_GIVEN INSTRUCTION_. Write the material out again in full, word for word. Do not include the pictures.

_TASK MATERIAL_.
** start **
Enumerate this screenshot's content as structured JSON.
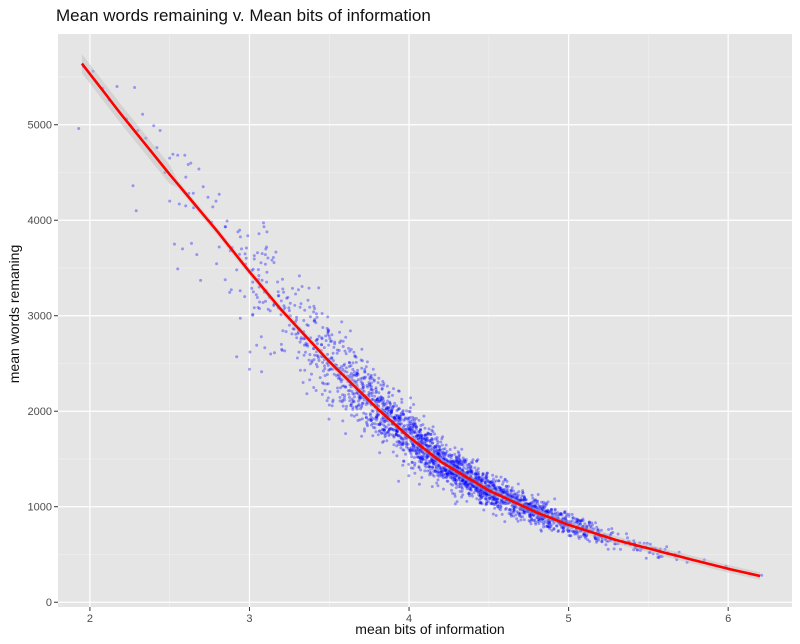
{
  "chart_data": {
    "type": "scatter",
    "title": "Mean words remaining v. Mean bits of information",
    "xlabel": "mean bits of information",
    "ylabel": "mean words remaning",
    "xlim": [
      1.8,
      6.4
    ],
    "ylim": [
      -50,
      5950
    ],
    "x_ticks": [
      2,
      3,
      4,
      5,
      6
    ],
    "y_ticks": [
      0,
      1000,
      2000,
      3000,
      4000,
      5000
    ],
    "x_tick_labels": [
      "2",
      "3",
      "4",
      "5",
      "6"
    ],
    "y_tick_labels": [
      "0",
      "1000",
      "2000",
      "3000",
      "4000",
      "5000"
    ],
    "grid": true,
    "colors": {
      "panel_background": "#e5e5e5",
      "grid_major": "#ffffff",
      "grid_minor": "#f0f0f0",
      "points": "#0000ff",
      "trend_line": "#ff0000",
      "confidence_band": "#bdbdbd"
    },
    "series": [
      {
        "type": "scatter",
        "points": [
          [
            1.93,
            4960
          ],
          [
            1.96,
            5610
          ],
          [
            2.02,
            5560
          ],
          [
            2.08,
            5380
          ],
          [
            2.12,
            5260
          ],
          [
            2.17,
            5400
          ],
          [
            2.23,
            5060
          ],
          [
            2.28,
            5390
          ],
          [
            2.3,
            4940
          ],
          [
            2.33,
            5110
          ],
          [
            2.35,
            4860
          ],
          [
            2.38,
            4730
          ],
          [
            2.4,
            4990
          ],
          [
            2.42,
            4760
          ],
          [
            2.44,
            4940
          ],
          [
            2.47,
            4500
          ],
          [
            2.5,
            4650
          ],
          [
            2.52,
            4690
          ],
          [
            2.55,
            4680
          ],
          [
            2.27,
            4360
          ],
          [
            2.29,
            4100
          ],
          [
            2.5,
            4200
          ],
          [
            2.53,
            3750
          ],
          [
            2.58,
            3700
          ],
          [
            2.56,
            4170
          ],
          [
            2.6,
            4150
          ],
          [
            2.62,
            4280
          ],
          [
            2.65,
            4130
          ],
          [
            2.67,
            3640
          ],
          [
            2.71,
            4350
          ],
          [
            2.74,
            4240
          ],
          [
            2.77,
            4140
          ],
          [
            2.79,
            4200
          ],
          [
            2.81,
            3720
          ],
          [
            2.55,
            3490
          ],
          [
            2.85,
            3930
          ],
          [
            2.88,
            3680
          ],
          [
            2.92,
            3480
          ],
          [
            2.95,
            3700
          ],
          [
            2.97,
            3200
          ],
          [
            3.0,
            3460
          ],
          [
            3.03,
            3630
          ],
          [
            3.07,
            3310
          ],
          [
            3.1,
            3540
          ],
          [
            3.13,
            3050
          ],
          [
            3.15,
            3610
          ],
          [
            3.18,
            3250
          ],
          [
            3.2,
            2700
          ],
          [
            3.25,
            2900
          ],
          [
            3.28,
            2860
          ],
          [
            2.92,
            2570
          ],
          [
            3.0,
            2440
          ],
          [
            3.05,
            3660
          ],
          [
            3.08,
            3650
          ],
          [
            3.1,
            3640
          ]
        ]
      },
      {
        "type": "line",
        "name": "",
        "x": [
          1.95,
          2.2,
          2.5,
          2.8,
          3.0,
          3.2,
          3.5,
          3.8,
          4.0,
          4.2,
          4.5,
          4.8,
          5.0,
          5.3,
          5.6,
          6.0,
          6.2
        ],
        "values": [
          5640,
          5100,
          4480,
          3880,
          3460,
          3060,
          2520,
          2030,
          1730,
          1470,
          1170,
          940,
          810,
          650,
          520,
          350,
          275
        ]
      }
    ]
  }
}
** end **
_TASK RESPONSE_.
Enumerate this screenshot's content as structured JSON.
{
  "chart_data": {
    "type": "scatter",
    "title": "Mean words remaining v. Mean bits of information",
    "xlabel": "mean bits of information",
    "ylabel": "mean words remaning",
    "xlim": [
      1.8,
      6.4
    ],
    "ylim": [
      -50,
      5950
    ],
    "x_ticks": [
      2,
      3,
      4,
      5,
      6
    ],
    "y_ticks": [
      0,
      1000,
      2000,
      3000,
      4000,
      5000
    ],
    "x_tick_labels": [
      "2",
      "3",
      "4",
      "5",
      "6"
    ],
    "y_tick_labels": [
      "0",
      "1000",
      "2000",
      "3000",
      "4000",
      "5000"
    ],
    "grid": true,
    "colors": {
      "panel_background": "#e5e5e5",
      "grid_major": "#ffffff",
      "grid_minor": "#f0f0f0",
      "points": "#0000ff",
      "trend_line": "#ff0000",
      "confidence_band": "#bdbdbd"
    },
    "series": [
      {
        "type": "scatter",
        "points": [
          [
            1.93,
            4960
          ],
          [
            1.96,
            5610
          ],
          [
            2.02,
            5560
          ],
          [
            2.08,
            5380
          ],
          [
            2.12,
            5260
          ],
          [
            2.17,
            5400
          ],
          [
            2.23,
            5060
          ],
          [
            2.28,
            5390
          ],
          [
            2.3,
            4940
          ],
          [
            2.33,
            5110
          ],
          [
            2.35,
            4860
          ],
          [
            2.38,
            4730
          ],
          [
            2.4,
            4990
          ],
          [
            2.42,
            4760
          ],
          [
            2.44,
            4940
          ],
          [
            2.47,
            4500
          ],
          [
            2.5,
            4650
          ],
          [
            2.52,
            4690
          ],
          [
            2.55,
            4680
          ],
          [
            2.27,
            4360
          ],
          [
            2.29,
            4100
          ],
          [
            2.5,
            4200
          ],
          [
            2.53,
            3750
          ],
          [
            2.58,
            3700
          ],
          [
            2.56,
            4170
          ],
          [
            2.6,
            4150
          ],
          [
            2.62,
            4280
          ],
          [
            2.65,
            4130
          ],
          [
            2.67,
            3640
          ],
          [
            2.71,
            4350
          ],
          [
            2.74,
            4240
          ],
          [
            2.77,
            4140
          ],
          [
            2.79,
            4200
          ],
          [
            2.81,
            3720
          ],
          [
            2.55,
            3490
          ],
          [
            2.85,
            3930
          ],
          [
            2.88,
            3680
          ],
          [
            2.92,
            3480
          ],
          [
            2.95,
            3700
          ],
          [
            2.97,
            3200
          ],
          [
            3.0,
            3460
          ],
          [
            3.03,
            3630
          ],
          [
            3.07,
            3310
          ],
          [
            3.1,
            3540
          ],
          [
            3.13,
            3050
          ],
          [
            3.15,
            3610
          ],
          [
            3.18,
            3250
          ],
          [
            3.2,
            2700
          ],
          [
            3.25,
            2900
          ],
          [
            3.28,
            2860
          ],
          [
            2.92,
            2570
          ],
          [
            3.0,
            2440
          ],
          [
            3.05,
            3660
          ],
          [
            3.08,
            3650
          ],
          [
            3.1,
            3640
          ]
        ]
      },
      {
        "type": "line",
        "name": "",
        "x": [
          1.95,
          2.2,
          2.5,
          2.8,
          3.0,
          3.2,
          3.5,
          3.8,
          4.0,
          4.2,
          4.5,
          4.8,
          5.0,
          5.3,
          5.6,
          6.0,
          6.2
        ],
        "values": [
          5640,
          5100,
          4480,
          3880,
          3460,
          3060,
          2520,
          2030,
          1730,
          1470,
          1170,
          940,
          810,
          650,
          520,
          350,
          275
        ]
      }
    ]
  }
}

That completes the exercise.